> **Task prompt**
Images are excluded; otherwise, output every record exactly.

> **Stored data**
▽
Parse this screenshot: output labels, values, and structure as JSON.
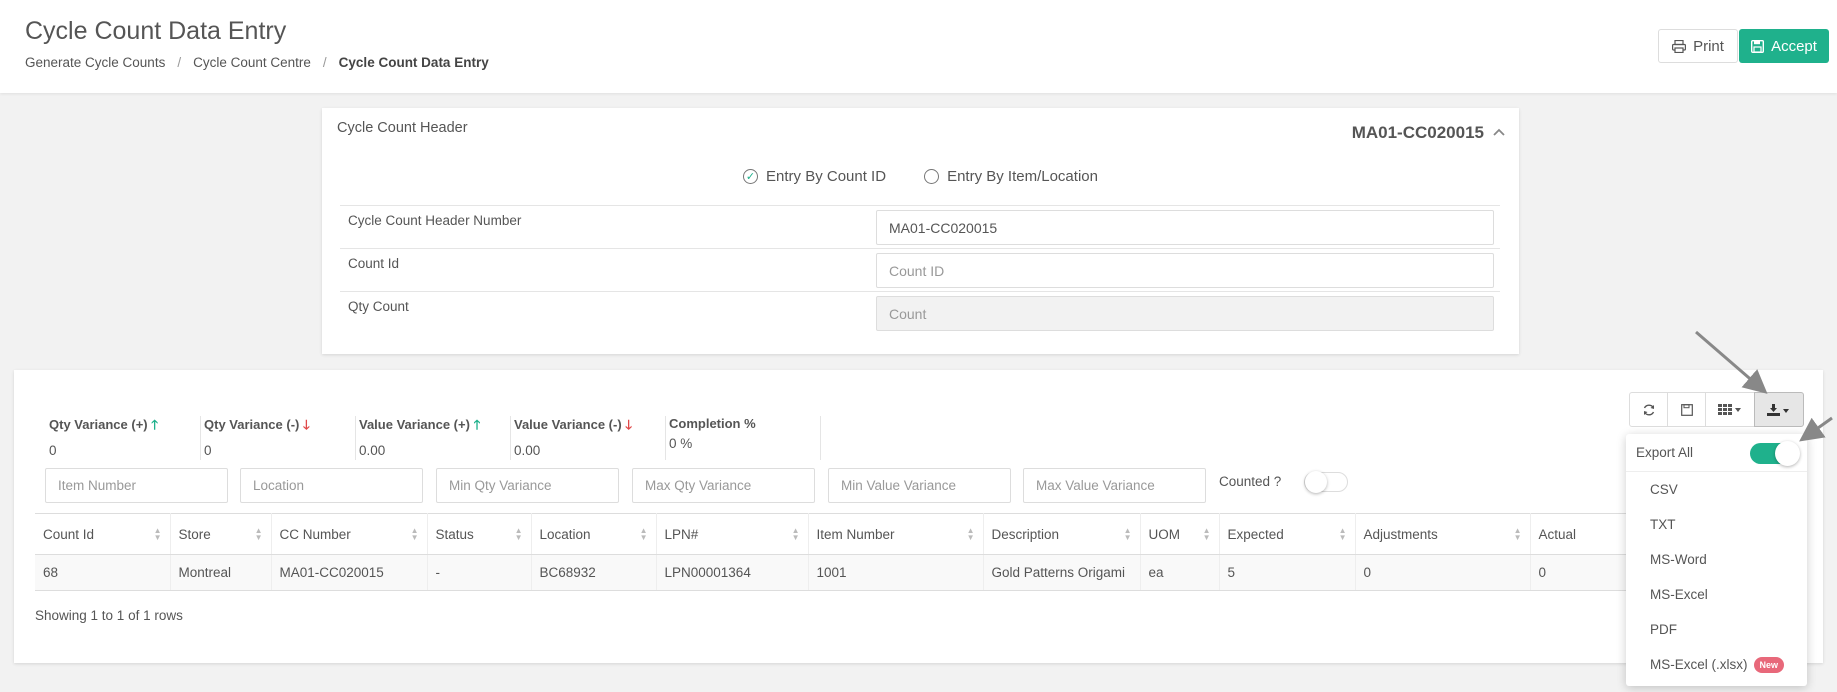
{
  "header": {
    "title": "Cycle Count Data Entry",
    "breadcrumb": [
      "Generate Cycle Counts",
      "Cycle Count Centre",
      "Cycle Count Data Entry"
    ],
    "print_label": "Print",
    "accept_label": "Accept"
  },
  "cc_header": {
    "title": "Cycle Count Header",
    "number": "MA01-CC020015",
    "radio_count_id": "Entry By Count ID",
    "radio_item_location": "Entry By Item/Location",
    "fields": {
      "header_number_label": "Cycle Count Header Number",
      "header_number_value": "MA01-CC020015",
      "count_id_label": "Count Id",
      "count_id_placeholder": "Count ID",
      "qty_count_label": "Qty Count",
      "qty_count_placeholder": "Count"
    }
  },
  "stats": [
    {
      "label": "Qty Variance (+)",
      "value": "0",
      "dir": "up"
    },
    {
      "label": "Qty Variance (-)",
      "value": "0",
      "dir": "down"
    },
    {
      "label": "Value Variance (+)",
      "value": "0.00",
      "dir": "up"
    },
    {
      "label": "Value Variance (-)",
      "value": "0.00",
      "dir": "down"
    },
    {
      "label": "Completion %",
      "value": "0 %",
      "dir": ""
    }
  ],
  "filters": {
    "item_number": "Item Number",
    "location": "Location",
    "min_qty": "Min Qty Variance",
    "max_qty": "Max Qty Variance",
    "min_value": "Min Value Variance",
    "max_value": "Max Value Variance",
    "counted_label": "Counted ?"
  },
  "table": {
    "columns": [
      "Count Id",
      "Store",
      "CC Number",
      "Status",
      "Location",
      "LPN#",
      "Item Number",
      "Description",
      "UOM",
      "Expected",
      "Adjustments",
      "Actual"
    ],
    "rows": [
      [
        "68",
        "Montreal",
        "MA01-CC020015",
        "-",
        "BC68932",
        "LPN00001364",
        "1001",
        "Gold Patterns Origami",
        "ea",
        "5",
        "0",
        "0"
      ]
    ],
    "footer": "Showing 1 to 1 of 1 rows"
  },
  "export_menu": {
    "export_all_label": "Export All",
    "items": [
      "CSV",
      "TXT",
      "MS-Word",
      "MS-Excel",
      "PDF",
      "MS-Excel (.xlsx)"
    ],
    "new_badge": "New"
  },
  "colors": {
    "accent": "#1fb18c",
    "down": "#e04848",
    "badge": "#e8687a"
  }
}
△
> **Correct answer**
Parse this screenshot: output labels, values, and structure as JSON.
{
  "header": {
    "title": "Cycle Count Data Entry",
    "breadcrumb": [
      "Generate Cycle Counts",
      "Cycle Count Centre",
      "Cycle Count Data Entry"
    ],
    "print_label": "Print",
    "accept_label": "Accept"
  },
  "cc_header": {
    "title": "Cycle Count Header",
    "number": "MA01-CC020015",
    "radio_count_id": "Entry By Count ID",
    "radio_item_location": "Entry By Item/Location",
    "fields": {
      "header_number_label": "Cycle Count Header Number",
      "header_number_value": "MA01-CC020015",
      "count_id_label": "Count Id",
      "count_id_placeholder": "Count ID",
      "qty_count_label": "Qty Count",
      "qty_count_placeholder": "Count"
    }
  },
  "stats": [
    {
      "label": "Qty Variance (+)",
      "value": "0",
      "dir": "up"
    },
    {
      "label": "Qty Variance (-)",
      "value": "0",
      "dir": "down"
    },
    {
      "label": "Value Variance (+)",
      "value": "0.00",
      "dir": "up"
    },
    {
      "label": "Value Variance (-)",
      "value": "0.00",
      "dir": "down"
    },
    {
      "label": "Completion %",
      "value": "0 %",
      "dir": ""
    }
  ],
  "filters": {
    "item_number": "Item Number",
    "location": "Location",
    "min_qty": "Min Qty Variance",
    "max_qty": "Max Qty Variance",
    "min_value": "Min Value Variance",
    "max_value": "Max Value Variance",
    "counted_label": "Counted ?"
  },
  "table": {
    "columns": [
      "Count Id",
      "Store",
      "CC Number",
      "Status",
      "Location",
      "LPN#",
      "Item Number",
      "Description",
      "UOM",
      "Expected",
      "Adjustments",
      "Actual"
    ],
    "rows": [
      [
        "68",
        "Montreal",
        "MA01-CC020015",
        "-",
        "BC68932",
        "LPN00001364",
        "1001",
        "Gold Patterns Origami",
        "ea",
        "5",
        "0",
        "0"
      ]
    ],
    "footer": "Showing 1 to 1 of 1 rows"
  },
  "export_menu": {
    "export_all_label": "Export All",
    "items": [
      "CSV",
      "TXT",
      "MS-Word",
      "MS-Excel",
      "PDF",
      "MS-Excel (.xlsx)"
    ],
    "new_badge": "New"
  },
  "colors": {
    "accent": "#1fb18c",
    "down": "#e04848",
    "badge": "#e8687a"
  }
}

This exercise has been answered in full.